• _TASK TO CARRY OUT_
Copy each line of the records that holds the string "Transcribe".
══════
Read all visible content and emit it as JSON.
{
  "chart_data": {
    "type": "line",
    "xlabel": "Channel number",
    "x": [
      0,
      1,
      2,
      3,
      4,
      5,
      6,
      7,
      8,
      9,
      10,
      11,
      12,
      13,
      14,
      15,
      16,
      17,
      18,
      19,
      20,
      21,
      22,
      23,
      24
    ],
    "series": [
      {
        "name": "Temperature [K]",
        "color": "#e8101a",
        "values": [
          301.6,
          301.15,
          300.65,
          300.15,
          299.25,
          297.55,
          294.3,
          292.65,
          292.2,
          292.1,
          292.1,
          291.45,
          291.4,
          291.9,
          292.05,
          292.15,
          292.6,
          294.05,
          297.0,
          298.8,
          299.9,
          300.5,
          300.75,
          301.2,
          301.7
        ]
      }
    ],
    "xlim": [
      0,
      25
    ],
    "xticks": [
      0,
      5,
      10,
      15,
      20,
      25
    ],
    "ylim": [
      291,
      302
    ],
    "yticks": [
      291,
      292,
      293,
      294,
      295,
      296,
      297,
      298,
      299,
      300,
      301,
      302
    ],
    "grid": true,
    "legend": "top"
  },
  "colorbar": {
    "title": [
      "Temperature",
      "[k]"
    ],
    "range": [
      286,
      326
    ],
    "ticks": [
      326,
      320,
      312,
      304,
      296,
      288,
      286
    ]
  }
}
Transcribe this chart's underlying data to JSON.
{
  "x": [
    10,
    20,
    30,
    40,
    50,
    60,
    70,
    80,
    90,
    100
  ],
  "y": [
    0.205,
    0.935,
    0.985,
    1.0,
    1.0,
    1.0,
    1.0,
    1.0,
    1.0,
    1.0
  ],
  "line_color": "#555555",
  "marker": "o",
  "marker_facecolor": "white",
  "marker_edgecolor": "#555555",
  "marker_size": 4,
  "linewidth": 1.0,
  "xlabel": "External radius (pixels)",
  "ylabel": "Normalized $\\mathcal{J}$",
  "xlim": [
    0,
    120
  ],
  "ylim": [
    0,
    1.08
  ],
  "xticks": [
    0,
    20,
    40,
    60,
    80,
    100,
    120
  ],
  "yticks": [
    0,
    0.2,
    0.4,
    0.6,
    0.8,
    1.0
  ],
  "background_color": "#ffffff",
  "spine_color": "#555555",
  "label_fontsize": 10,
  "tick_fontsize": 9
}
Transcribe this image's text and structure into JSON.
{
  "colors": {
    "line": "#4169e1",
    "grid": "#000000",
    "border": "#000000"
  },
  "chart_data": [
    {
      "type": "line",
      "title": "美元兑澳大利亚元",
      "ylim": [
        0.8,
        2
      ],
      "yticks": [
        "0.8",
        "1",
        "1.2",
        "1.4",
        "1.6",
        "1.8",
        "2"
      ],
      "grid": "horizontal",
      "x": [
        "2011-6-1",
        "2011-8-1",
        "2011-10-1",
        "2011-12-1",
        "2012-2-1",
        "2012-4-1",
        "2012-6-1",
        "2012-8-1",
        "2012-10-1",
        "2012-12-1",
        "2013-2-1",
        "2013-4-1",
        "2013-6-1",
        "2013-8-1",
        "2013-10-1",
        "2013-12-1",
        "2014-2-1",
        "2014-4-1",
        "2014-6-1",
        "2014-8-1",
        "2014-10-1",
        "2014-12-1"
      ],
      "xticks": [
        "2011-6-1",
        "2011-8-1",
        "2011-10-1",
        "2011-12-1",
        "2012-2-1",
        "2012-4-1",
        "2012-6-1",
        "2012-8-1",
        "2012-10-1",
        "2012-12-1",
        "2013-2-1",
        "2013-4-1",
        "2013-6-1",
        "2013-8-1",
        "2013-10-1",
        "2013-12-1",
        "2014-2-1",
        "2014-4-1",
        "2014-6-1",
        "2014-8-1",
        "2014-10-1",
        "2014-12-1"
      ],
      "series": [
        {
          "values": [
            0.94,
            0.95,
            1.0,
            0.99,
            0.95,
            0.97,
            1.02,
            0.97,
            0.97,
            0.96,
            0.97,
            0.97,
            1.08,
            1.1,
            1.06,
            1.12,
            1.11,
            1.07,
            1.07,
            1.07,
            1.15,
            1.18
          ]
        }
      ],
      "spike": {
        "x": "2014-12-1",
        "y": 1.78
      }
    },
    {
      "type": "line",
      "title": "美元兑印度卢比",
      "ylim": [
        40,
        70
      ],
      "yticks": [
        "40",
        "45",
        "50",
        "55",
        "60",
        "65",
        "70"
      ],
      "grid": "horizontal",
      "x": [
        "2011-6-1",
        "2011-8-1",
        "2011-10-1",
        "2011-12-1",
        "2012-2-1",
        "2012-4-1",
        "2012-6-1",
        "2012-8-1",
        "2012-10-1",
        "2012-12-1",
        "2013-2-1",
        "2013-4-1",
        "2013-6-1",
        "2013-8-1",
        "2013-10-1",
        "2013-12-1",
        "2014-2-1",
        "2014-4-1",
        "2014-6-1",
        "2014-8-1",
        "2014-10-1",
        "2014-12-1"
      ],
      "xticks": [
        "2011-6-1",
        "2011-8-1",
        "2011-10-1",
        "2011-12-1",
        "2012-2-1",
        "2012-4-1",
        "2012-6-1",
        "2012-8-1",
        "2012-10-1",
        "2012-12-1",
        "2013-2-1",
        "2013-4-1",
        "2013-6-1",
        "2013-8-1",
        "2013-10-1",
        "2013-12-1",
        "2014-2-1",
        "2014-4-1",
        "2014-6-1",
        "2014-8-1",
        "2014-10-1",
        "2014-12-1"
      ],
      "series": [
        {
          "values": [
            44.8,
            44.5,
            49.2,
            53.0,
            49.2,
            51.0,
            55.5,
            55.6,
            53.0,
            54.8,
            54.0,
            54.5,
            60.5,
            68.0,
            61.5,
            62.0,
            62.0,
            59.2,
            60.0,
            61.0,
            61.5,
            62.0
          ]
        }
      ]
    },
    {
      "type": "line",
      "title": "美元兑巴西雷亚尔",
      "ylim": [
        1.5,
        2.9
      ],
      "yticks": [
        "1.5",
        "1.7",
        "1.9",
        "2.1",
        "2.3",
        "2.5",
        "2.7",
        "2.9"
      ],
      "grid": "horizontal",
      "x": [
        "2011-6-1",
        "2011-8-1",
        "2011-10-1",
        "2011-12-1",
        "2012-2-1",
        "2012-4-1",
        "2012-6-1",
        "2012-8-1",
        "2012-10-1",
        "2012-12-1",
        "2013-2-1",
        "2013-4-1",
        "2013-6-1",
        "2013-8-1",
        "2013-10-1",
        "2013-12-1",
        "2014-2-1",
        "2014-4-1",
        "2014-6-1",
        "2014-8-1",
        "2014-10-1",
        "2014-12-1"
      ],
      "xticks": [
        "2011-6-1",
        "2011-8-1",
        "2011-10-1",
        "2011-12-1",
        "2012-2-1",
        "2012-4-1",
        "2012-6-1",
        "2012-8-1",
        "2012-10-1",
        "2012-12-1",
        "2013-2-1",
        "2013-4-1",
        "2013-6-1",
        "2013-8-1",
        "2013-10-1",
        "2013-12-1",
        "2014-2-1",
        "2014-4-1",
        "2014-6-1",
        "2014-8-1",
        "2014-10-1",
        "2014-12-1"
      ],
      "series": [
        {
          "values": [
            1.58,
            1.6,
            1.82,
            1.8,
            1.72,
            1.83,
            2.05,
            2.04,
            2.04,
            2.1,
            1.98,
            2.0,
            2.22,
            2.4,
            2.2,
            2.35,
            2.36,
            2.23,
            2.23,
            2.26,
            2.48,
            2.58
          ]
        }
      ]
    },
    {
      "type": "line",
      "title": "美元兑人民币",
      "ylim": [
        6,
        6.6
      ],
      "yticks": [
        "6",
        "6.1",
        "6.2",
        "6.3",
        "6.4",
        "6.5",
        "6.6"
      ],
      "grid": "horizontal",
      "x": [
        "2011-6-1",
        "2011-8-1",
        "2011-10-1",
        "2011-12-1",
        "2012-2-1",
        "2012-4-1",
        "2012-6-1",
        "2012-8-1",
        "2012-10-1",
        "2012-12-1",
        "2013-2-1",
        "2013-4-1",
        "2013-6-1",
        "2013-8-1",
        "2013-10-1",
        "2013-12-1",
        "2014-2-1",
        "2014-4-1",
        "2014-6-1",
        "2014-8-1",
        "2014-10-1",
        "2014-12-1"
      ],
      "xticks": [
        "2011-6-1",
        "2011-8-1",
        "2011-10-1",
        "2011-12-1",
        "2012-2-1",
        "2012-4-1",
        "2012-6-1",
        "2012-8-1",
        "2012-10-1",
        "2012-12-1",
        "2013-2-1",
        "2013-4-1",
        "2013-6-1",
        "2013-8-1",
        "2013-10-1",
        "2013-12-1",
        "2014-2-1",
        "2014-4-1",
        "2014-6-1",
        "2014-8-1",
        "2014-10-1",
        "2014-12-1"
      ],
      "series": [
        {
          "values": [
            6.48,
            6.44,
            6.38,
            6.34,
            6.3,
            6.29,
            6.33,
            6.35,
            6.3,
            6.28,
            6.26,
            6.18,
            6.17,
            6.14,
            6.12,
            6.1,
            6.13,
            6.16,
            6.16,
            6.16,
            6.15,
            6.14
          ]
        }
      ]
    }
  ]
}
══════
• _SOLUTION TO THE EXERCISE_
Transcribe this chart's underlying data to JSON.
Transcribe this image's text and structure into JSON.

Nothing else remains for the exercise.